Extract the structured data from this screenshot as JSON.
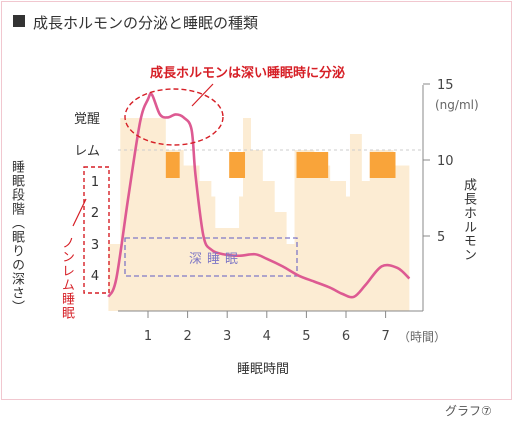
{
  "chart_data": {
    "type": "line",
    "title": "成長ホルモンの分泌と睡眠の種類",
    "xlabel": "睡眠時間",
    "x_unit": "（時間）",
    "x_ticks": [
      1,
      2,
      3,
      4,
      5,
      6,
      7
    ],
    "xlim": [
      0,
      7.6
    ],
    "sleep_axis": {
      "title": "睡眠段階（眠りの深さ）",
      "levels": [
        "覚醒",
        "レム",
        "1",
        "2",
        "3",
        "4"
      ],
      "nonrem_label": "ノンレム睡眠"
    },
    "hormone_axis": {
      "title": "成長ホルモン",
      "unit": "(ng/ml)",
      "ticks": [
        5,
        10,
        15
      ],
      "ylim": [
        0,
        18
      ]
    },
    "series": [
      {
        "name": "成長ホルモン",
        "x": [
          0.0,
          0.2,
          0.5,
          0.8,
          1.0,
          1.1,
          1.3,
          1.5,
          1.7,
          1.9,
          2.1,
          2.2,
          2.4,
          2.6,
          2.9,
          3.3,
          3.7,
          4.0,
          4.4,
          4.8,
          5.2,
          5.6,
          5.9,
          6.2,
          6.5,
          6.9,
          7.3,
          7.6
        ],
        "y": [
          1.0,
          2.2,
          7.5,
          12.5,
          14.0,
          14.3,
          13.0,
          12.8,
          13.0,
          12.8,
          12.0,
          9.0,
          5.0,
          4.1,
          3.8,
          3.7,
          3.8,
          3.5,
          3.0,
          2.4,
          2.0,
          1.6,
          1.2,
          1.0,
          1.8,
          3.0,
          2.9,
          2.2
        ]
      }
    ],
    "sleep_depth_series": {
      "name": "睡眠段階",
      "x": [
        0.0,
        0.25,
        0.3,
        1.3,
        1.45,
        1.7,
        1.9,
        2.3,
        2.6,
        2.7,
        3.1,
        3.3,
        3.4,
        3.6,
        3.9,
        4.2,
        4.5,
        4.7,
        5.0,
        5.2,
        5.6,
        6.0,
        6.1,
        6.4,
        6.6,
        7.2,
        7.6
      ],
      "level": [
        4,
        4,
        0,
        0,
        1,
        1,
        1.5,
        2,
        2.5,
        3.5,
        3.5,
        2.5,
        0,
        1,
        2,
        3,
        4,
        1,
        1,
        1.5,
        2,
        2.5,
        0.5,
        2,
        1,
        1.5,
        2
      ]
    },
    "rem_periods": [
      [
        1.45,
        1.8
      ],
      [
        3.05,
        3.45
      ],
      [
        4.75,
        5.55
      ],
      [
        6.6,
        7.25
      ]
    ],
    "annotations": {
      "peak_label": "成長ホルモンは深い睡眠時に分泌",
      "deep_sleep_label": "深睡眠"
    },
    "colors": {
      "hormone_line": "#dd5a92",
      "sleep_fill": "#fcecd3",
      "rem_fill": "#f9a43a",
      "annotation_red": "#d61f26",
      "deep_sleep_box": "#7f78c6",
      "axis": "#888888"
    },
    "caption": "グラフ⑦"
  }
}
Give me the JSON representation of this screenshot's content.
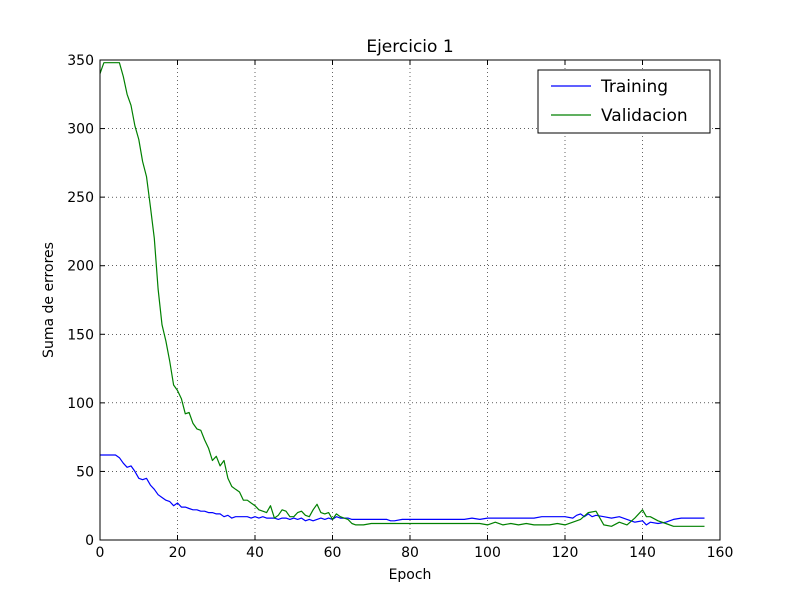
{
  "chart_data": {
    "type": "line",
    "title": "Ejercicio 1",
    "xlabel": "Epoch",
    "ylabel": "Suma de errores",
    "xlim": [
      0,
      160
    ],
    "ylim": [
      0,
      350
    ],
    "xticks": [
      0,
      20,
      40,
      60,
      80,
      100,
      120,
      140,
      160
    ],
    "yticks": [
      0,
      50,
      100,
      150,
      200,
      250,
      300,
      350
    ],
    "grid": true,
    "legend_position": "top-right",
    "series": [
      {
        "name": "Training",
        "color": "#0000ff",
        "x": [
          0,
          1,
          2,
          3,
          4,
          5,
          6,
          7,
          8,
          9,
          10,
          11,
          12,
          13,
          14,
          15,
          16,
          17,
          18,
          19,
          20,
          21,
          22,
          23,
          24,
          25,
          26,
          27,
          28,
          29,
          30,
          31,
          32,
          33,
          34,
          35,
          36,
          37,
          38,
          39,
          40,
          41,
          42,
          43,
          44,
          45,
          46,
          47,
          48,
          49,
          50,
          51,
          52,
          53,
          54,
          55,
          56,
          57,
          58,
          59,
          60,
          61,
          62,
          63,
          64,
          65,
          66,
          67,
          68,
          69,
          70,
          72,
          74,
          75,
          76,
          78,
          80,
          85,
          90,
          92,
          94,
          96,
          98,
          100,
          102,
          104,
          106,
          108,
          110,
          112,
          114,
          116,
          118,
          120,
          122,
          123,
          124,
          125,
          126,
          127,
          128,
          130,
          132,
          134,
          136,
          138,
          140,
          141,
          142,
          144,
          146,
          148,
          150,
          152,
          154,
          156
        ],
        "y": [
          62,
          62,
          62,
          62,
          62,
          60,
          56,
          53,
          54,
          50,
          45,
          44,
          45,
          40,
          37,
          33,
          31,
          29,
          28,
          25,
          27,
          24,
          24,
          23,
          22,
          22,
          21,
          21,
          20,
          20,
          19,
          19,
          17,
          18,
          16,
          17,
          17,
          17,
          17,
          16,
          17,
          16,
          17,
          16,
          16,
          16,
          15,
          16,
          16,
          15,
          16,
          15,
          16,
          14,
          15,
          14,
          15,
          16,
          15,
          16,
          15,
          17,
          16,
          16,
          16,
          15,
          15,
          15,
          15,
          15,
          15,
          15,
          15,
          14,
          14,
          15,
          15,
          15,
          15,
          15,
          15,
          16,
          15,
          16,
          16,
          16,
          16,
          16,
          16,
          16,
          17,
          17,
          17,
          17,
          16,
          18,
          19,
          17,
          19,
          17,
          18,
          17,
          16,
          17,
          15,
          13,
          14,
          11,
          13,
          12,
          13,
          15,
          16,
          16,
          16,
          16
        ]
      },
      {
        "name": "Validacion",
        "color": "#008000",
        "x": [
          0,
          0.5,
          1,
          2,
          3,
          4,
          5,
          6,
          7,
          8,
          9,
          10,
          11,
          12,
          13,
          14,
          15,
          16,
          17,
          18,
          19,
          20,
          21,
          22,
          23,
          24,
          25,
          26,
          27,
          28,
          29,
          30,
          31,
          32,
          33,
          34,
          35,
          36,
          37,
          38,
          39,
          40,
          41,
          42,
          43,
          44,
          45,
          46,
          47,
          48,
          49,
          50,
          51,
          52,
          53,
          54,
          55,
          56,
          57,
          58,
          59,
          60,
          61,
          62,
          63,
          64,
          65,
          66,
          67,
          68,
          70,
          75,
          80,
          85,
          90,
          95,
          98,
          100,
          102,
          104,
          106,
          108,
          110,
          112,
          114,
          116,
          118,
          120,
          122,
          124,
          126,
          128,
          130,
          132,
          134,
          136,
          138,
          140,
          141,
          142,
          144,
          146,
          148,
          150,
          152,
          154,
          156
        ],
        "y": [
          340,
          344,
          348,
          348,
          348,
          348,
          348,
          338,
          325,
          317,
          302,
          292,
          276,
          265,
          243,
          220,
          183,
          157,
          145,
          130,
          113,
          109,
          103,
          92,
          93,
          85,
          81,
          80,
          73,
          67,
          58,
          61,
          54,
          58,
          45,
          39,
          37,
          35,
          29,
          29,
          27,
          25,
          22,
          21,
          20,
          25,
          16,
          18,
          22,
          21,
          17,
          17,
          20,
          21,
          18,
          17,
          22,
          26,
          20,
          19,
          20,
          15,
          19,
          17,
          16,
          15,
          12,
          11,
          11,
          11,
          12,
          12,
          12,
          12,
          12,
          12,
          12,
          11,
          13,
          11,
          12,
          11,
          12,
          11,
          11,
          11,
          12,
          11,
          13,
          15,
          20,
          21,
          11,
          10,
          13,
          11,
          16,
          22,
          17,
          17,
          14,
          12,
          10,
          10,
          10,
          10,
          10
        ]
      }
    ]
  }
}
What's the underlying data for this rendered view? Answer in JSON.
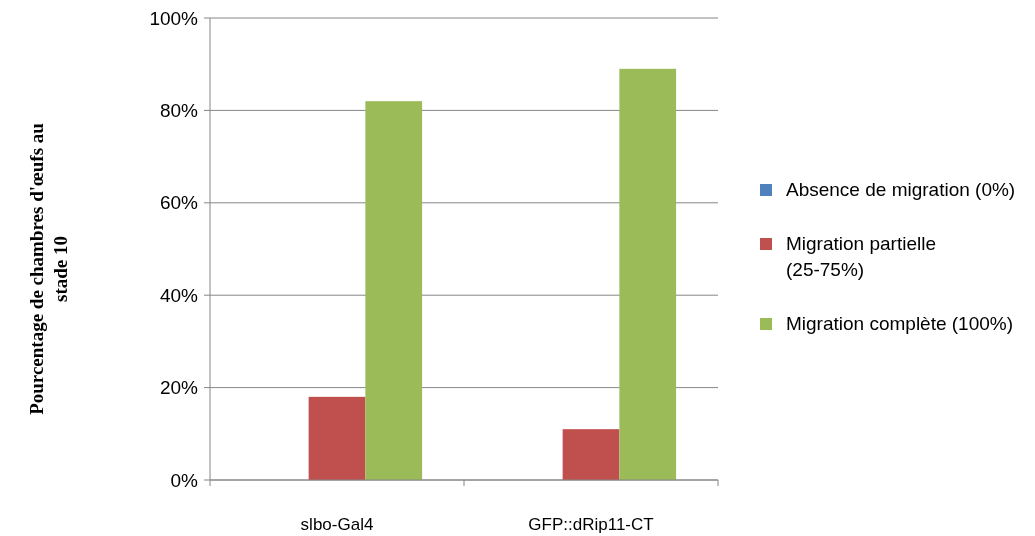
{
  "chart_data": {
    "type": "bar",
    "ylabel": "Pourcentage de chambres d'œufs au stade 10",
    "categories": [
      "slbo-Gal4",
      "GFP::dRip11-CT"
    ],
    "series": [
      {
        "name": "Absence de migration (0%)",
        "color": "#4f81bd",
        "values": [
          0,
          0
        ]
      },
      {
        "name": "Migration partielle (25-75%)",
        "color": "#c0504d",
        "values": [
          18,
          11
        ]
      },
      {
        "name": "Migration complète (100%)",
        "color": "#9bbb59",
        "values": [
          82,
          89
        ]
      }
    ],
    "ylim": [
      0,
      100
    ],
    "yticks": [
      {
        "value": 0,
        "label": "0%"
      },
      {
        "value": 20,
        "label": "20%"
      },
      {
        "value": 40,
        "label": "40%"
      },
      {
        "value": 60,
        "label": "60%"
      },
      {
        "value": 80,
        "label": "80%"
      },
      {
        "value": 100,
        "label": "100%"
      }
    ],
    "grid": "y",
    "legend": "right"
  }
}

§ **GOAL**: Restate verbatim the lines running from the line with "What's the underlying" through the end of the material; both ends count, and images are omitted.

§ **ANSWER**:
What's the underlying data for this rendered view? Answer in JSON.
{
  "chart_data": {
    "type": "bar",
    "ylabel": "Pourcentage de chambres d'œufs au stade 10",
    "categories": [
      "slbo-Gal4",
      "GFP::dRip11-CT"
    ],
    "series": [
      {
        "name": "Absence de migration (0%)",
        "color": "#4f81bd",
        "values": [
          0,
          0
        ]
      },
      {
        "name": "Migration partielle (25-75%)",
        "color": "#c0504d",
        "values": [
          18,
          11
        ]
      },
      {
        "name": "Migration complète (100%)",
        "color": "#9bbb59",
        "values": [
          82,
          89
        ]
      }
    ],
    "ylim": [
      0,
      100
    ],
    "yticks": [
      {
        "value": 0,
        "label": "0%"
      },
      {
        "value": 20,
        "label": "20%"
      },
      {
        "value": 40,
        "label": "40%"
      },
      {
        "value": 60,
        "label": "60%"
      },
      {
        "value": 80,
        "label": "80%"
      },
      {
        "value": 100,
        "label": "100%"
      }
    ],
    "grid": "y",
    "legend": "right"
  }
}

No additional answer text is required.